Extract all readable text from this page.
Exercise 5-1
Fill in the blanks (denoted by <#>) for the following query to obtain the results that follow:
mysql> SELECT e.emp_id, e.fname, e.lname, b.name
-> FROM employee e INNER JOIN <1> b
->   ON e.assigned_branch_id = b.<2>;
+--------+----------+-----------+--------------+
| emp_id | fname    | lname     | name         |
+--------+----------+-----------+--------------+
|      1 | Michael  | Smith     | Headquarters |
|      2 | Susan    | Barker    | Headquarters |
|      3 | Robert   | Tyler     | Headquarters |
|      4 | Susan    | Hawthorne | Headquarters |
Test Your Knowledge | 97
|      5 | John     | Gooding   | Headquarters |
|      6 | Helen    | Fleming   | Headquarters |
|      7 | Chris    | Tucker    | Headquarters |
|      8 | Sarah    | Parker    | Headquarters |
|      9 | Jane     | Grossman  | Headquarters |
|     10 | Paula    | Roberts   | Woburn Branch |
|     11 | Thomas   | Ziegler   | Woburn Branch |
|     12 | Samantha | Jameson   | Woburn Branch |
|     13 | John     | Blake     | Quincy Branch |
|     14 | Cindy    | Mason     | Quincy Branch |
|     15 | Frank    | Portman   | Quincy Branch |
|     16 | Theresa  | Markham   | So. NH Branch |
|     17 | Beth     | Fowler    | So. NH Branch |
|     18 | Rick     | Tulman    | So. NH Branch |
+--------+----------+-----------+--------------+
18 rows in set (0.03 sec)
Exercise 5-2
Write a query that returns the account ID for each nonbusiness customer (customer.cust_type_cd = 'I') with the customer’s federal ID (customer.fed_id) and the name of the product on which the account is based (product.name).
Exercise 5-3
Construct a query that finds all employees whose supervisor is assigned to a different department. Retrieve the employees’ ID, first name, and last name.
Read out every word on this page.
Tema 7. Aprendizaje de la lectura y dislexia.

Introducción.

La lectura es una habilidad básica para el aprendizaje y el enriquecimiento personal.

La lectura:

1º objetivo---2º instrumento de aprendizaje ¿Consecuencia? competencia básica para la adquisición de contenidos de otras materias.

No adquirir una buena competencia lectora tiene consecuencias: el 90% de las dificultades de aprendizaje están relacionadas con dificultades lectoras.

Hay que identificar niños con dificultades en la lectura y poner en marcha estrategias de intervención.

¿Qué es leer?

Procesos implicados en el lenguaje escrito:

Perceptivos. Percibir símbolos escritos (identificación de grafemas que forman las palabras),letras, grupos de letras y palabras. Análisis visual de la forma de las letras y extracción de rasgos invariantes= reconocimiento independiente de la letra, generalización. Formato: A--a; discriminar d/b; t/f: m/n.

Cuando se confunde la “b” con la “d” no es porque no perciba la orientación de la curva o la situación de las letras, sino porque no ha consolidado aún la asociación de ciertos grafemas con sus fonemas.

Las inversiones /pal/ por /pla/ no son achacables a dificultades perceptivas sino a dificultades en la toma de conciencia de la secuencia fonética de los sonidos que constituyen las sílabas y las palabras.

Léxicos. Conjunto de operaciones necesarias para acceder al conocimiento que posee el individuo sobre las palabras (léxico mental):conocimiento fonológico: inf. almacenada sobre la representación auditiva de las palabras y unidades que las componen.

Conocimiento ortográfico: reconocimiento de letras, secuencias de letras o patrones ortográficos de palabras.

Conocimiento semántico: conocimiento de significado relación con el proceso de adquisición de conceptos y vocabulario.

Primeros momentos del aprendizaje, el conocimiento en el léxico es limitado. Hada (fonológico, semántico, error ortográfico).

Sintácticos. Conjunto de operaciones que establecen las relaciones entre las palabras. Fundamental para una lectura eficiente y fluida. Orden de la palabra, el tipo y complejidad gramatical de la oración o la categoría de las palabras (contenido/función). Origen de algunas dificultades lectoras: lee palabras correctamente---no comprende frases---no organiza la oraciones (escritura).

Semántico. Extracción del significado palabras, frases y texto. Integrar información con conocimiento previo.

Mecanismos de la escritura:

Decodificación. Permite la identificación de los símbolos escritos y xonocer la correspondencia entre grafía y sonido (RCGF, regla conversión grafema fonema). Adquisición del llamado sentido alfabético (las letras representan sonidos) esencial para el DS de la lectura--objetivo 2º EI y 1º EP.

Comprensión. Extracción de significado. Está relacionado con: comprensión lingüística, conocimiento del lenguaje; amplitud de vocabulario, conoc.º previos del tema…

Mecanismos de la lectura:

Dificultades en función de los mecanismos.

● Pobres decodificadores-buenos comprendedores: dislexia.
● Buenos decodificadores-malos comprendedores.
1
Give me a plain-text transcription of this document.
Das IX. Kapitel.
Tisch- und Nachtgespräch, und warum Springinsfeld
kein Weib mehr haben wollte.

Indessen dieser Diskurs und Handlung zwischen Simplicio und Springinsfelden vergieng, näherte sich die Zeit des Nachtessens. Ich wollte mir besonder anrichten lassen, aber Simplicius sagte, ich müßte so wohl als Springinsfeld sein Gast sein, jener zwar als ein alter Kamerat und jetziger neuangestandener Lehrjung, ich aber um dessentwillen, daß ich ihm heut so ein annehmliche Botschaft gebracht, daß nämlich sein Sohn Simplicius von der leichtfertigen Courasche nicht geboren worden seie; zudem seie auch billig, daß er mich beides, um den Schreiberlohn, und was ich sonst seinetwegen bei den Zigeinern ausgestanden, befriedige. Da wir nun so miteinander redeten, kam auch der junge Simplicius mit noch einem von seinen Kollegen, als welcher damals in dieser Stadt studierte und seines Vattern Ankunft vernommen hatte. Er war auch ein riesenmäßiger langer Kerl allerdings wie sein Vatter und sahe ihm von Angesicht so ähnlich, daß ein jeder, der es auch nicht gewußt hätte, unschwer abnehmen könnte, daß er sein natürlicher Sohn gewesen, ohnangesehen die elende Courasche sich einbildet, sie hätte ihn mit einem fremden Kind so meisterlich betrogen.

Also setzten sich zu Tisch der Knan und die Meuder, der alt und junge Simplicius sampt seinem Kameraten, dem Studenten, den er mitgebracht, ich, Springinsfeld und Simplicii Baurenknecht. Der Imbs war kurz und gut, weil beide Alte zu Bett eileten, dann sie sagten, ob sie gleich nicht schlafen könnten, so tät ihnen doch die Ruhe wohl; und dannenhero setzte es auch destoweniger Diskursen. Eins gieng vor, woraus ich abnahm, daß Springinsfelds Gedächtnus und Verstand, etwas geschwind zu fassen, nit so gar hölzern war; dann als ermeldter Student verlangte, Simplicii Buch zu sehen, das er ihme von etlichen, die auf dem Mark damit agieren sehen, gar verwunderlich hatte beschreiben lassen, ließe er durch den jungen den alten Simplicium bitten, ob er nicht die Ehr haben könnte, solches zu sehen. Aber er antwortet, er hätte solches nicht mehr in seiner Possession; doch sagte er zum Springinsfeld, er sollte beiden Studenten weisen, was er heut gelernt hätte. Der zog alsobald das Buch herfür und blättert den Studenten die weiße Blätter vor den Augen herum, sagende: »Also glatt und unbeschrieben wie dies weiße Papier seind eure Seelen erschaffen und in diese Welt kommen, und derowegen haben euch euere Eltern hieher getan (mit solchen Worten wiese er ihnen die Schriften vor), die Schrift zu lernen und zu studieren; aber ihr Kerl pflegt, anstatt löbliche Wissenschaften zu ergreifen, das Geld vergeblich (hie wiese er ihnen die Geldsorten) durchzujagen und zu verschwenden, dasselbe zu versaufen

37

------------------------------------------------------------------------

### [GOAL]
Write the listing out again, exactly as shown above.

### [THE COMPLETED TASK]
Extract all readable text from this page.
Exercise 5-1
Fill in the blanks (denoted by <#>) for the following query to obtain the results that follow:
mysql> SELECT e.emp_id, e.fname, e.lname, b.name
-> FROM employee e INNER JOIN <1> b
->   ON e.assigned_branch_id = b.<2>;
+--------+----------+-----------+--------------+
| emp_id | fname    | lname     | name         |
+--------+----------+-----------+--------------+
|      1 | Michael  | Smith     | Headquarters |
|      2 | Susan    | Barker    | Headquarters |
|      3 | Robert   | Tyler     | Headquarters |
|      4 | Susan    | Hawthorne | Headquarters |
Test Your Knowledge | 97
|      5 | John     | Gooding   | Headquarters |
|      6 | Helen    | Fleming   | Headquarters |
|      7 | Chris    | Tucker    | Headquarters |
|      8 | Sarah    | Parker    | Headquarters |
|      9 | Jane     | Grossman  | Headquarters |
|     10 | Paula    | Roberts   | Woburn Branch |
|     11 | Thomas   | Ziegler   | Woburn Branch |
|     12 | Samantha | Jameson   | Woburn Branch |
|     13 | John     | Blake     | Quincy Branch |
|     14 | Cindy    | Mason     | Quincy Branch |
|     15 | Frank    | Portman   | Quincy Branch |
|     16 | Theresa  | Markham   | So. NH Branch |
|     17 | Beth     | Fowler    | So. NH Branch |
|     18 | Rick     | Tulman    | So. NH Branch |
+--------+----------+-----------+--------------+
18 rows in set (0.03 sec)
Exercise 5-2
Write a query that returns the account ID for each nonbusiness customer (customer.cust_type_cd = 'I') with the customer’s federal ID (customer.fed_id) and the name of the product on which the account is based (product.name).
Exercise 5-3
Construct a query that finds all employees whose supervisor is assigned to a different department. Retrieve the employees’ ID, first name, and last name.
Read out every word on this page.
Tema 7. Aprendizaje de la lectura y dislexia.

Introducción.

La lectura es una habilidad básica para el aprendizaje y el enriquecimiento personal.

La lectura:

1º objetivo---2º instrumento de aprendizaje ¿Consecuencia? competencia básica para la adquisición de contenidos de otras materias.

No adquirir una buena competencia lectora tiene consecuencias: el 90% de las dificultades de aprendizaje están relacionadas con dificultades lectoras.

Hay que identificar niños con dificultades en la lectura y poner en marcha estrategias de intervención.

¿Qué es leer?

Procesos implicados en el lenguaje escrito:

Perceptivos. Percibir símbolos escritos (identificación de grafemas que forman las palabras),letras, grupos de letras y palabras. Análisis visual de la forma de las letras y extracción de rasgos invariantes= reconocimiento independiente de la letra, generalización. Formato: A--a; discriminar d/b; t/f: m/n.

Cuando se confunde la “b” con la “d” no es porque no perciba la orientación de la curva o la situación de las letras, sino porque no ha consolidado aún la asociación de ciertos grafemas con sus fonemas.

Las inversiones /pal/ por /pla/ no son achacables a dificultades perceptivas sino a dificultades en la toma de conciencia de la secuencia fonética de los sonidos que constituyen las sílabas y las palabras.

Léxicos. Conjunto de operaciones necesarias para acceder al conocimiento que posee el individuo sobre las palabras (léxico mental):conocimiento fonológico: inf. almacenada sobre la representación auditiva de las palabras y unidades que las componen.

Conocimiento ortográfico: reconocimiento de letras, secuencias de letras o patrones ortográficos de palabras.

Conocimiento semántico: conocimiento de significado relación con el proceso de adquisición de conceptos y vocabulario.

Primeros momentos del aprendizaje, el conocimiento en el léxico es limitado. Hada (fonológico, semántico, error ortográfico).

Sintácticos. Conjunto de operaciones que establecen las relaciones entre las palabras. Fundamental para una lectura eficiente y fluida. Orden de la palabra, el tipo y complejidad gramatical de la oración o la categoría de las palabras (contenido/función). Origen de algunas dificultades lectoras: lee palabras correctamente---no comprende frases---no organiza la oraciones (escritura).

Semántico. Extracción del significado palabras, frases y texto. Integrar información con conocimiento previo.

Mecanismos de la escritura:

Decodificación. Permite la identificación de los símbolos escritos y xonocer la correspondencia entre grafía y sonido (RCGF, regla conversión grafema fonema). Adquisición del llamado sentido alfabético (las letras representan sonidos) esencial para el DS de la lectura--objetivo 2º EI y 1º EP.

Comprensión. Extracción de significado. Está relacionado con: comprensión lingüística, conocimiento del lenguaje; amplitud de vocabulario, conoc.º previos del tema…

Mecanismos de la lectura:

Dificultades en función de los mecanismos.

● Pobres decodificadores-buenos comprendedores: dislexia.
● Buenos decodificadores-malos comprendedores.
1
Give me a plain-text transcription of this document.
Das IX. Kapitel.
Tisch- und Nachtgespräch, und warum Springinsfeld
kein Weib mehr haben wollte.

Indessen dieser Diskurs und Handlung zwischen Simplicio und Springinsfelden vergieng, näherte sich die Zeit des Nachtessens. Ich wollte mir besonder anrichten lassen, aber Simplicius sagte, ich müßte so wohl als Springinsfeld sein Gast sein, jener zwar als ein alter Kamerat und jetziger neuangestandener Lehrjung, ich aber um dessentwillen, daß ich ihm heut so ein annehmliche Botschaft gebracht, daß nämlich sein Sohn Simplicius von der leichtfertigen Courasche nicht geboren worden seie; zudem seie auch billig, daß er mich beides, um den Schreiberlohn, und was ich sonst seinetwegen bei den Zigeinern ausgestanden, befriedige. Da wir nun so miteinander redeten, kam auch der junge Simplicius mit noch einem von seinen Kollegen, als welcher damals in dieser Stadt studierte und seines Vattern Ankunft vernommen hatte. Er war auch ein riesenmäßiger langer Kerl allerdings wie sein Vatter und sahe ihm von Angesicht so ähnlich, daß ein jeder, der es auch nicht gewußt hätte, unschwer abnehmen könnte, daß er sein natürlicher Sohn gewesen, ohnangesehen die elende Courasche sich einbildet, sie hätte ihn mit einem fremden Kind so meisterlich betrogen.

Also setzten sich zu Tisch der Knan und die Meuder, der alt und junge Simplicius sampt seinem Kameraten, dem Studenten, den er mitgebracht, ich, Springinsfeld und Simplicii Baurenknecht. Der Imbs war kurz und gut, weil beide Alte zu Bett eileten, dann sie sagten, ob sie gleich nicht schlafen könnten, so tät ihnen doch die Ruhe wohl; und dannenhero setzte es auch destoweniger Diskursen. Eins gieng vor, woraus ich abnahm, daß Springinsfelds Gedächtnus und Verstand, etwas geschwind zu fassen, nit so gar hölzern war; dann als ermeldter Student verlangte, Simplicii Buch zu sehen, das er ihme von etlichen, die auf dem Mark damit agieren sehen, gar verwunderlich hatte beschreiben lassen, ließe er durch den jungen den alten Simplicium bitten, ob er nicht die Ehr haben könnte, solches zu sehen. Aber er antwortet, er hätte solches nicht mehr in seiner Possession; doch sagte er zum Springinsfeld, er sollte beiden Studenten weisen, was er heut gelernt hätte. Der zog alsobald das Buch herfür und blättert den Studenten die weiße Blätter vor den Augen herum, sagende: »Also glatt und unbeschrieben wie dies weiße Papier seind eure Seelen erschaffen und in diese Welt kommen, und derowegen haben euch euere Eltern hieher getan (mit solchen Worten wiese er ihnen die Schriften vor), die Schrift zu lernen und zu studieren; aber ihr Kerl pflegt, anstatt löbliche Wissenschaften zu ergreifen, das Geld vergeblich (hie wiese er ihnen die Geldsorten) durchzujagen und zu verschwenden, dasselbe zu versaufen

37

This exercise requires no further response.